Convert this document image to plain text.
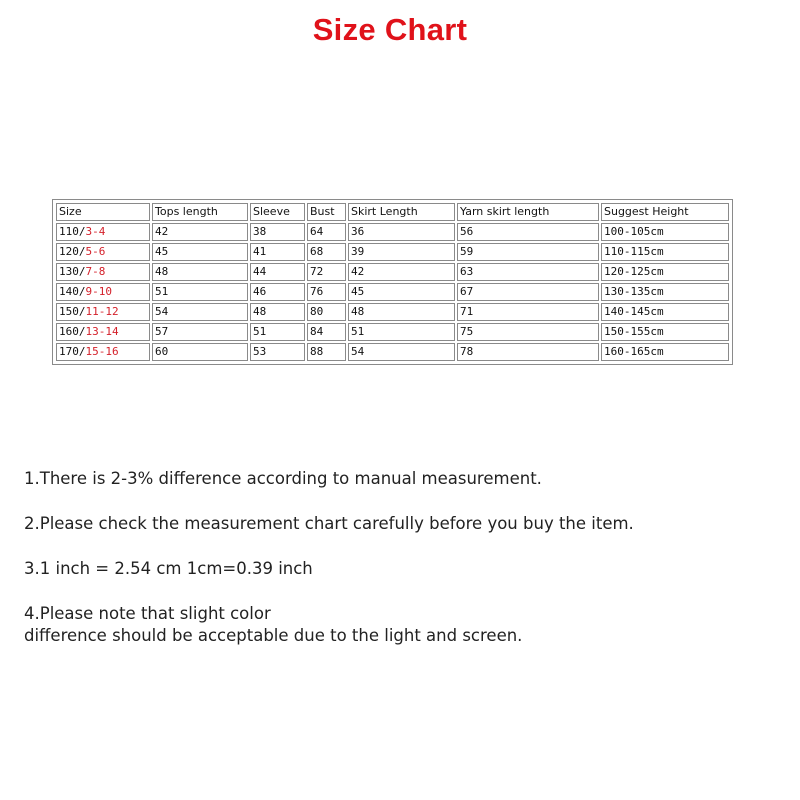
Size Chart
Size	Tops length	Sleeve	Bust	Skirt Length	Yarn skirt length	Suggest Height
110/3-4	42	38	64	36	56	100-105cm
120/5-6	45	41	68	39	59	110-115cm
130/7-8	48	44	72	42	63	120-125cm
140/9-10	51	46	76	45	67	130-135cm
150/11-12	54	48	80	48	71	140-145cm
160/13-14	57	51	84	51	75	150-155cm
170/15-16	60	53	88	54	78	160-165cm

1.There is 2-3% difference according to manual measurement.

2.Please check the measurement chart carefully before you buy the item.

3.1 inch = 2.54 cm 1cm=0.39 inch

4.Please note that slight color
difference should be acceptable due to the light and screen.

# # # # #

- [Work to complete]:
Filter out every line that lacks the word "measurement", and copy the rest.

- [Solved exercise]:
1.There is 2-3% difference according to manual measurement.
2.Please check the measurement chart carefully before you buy the item.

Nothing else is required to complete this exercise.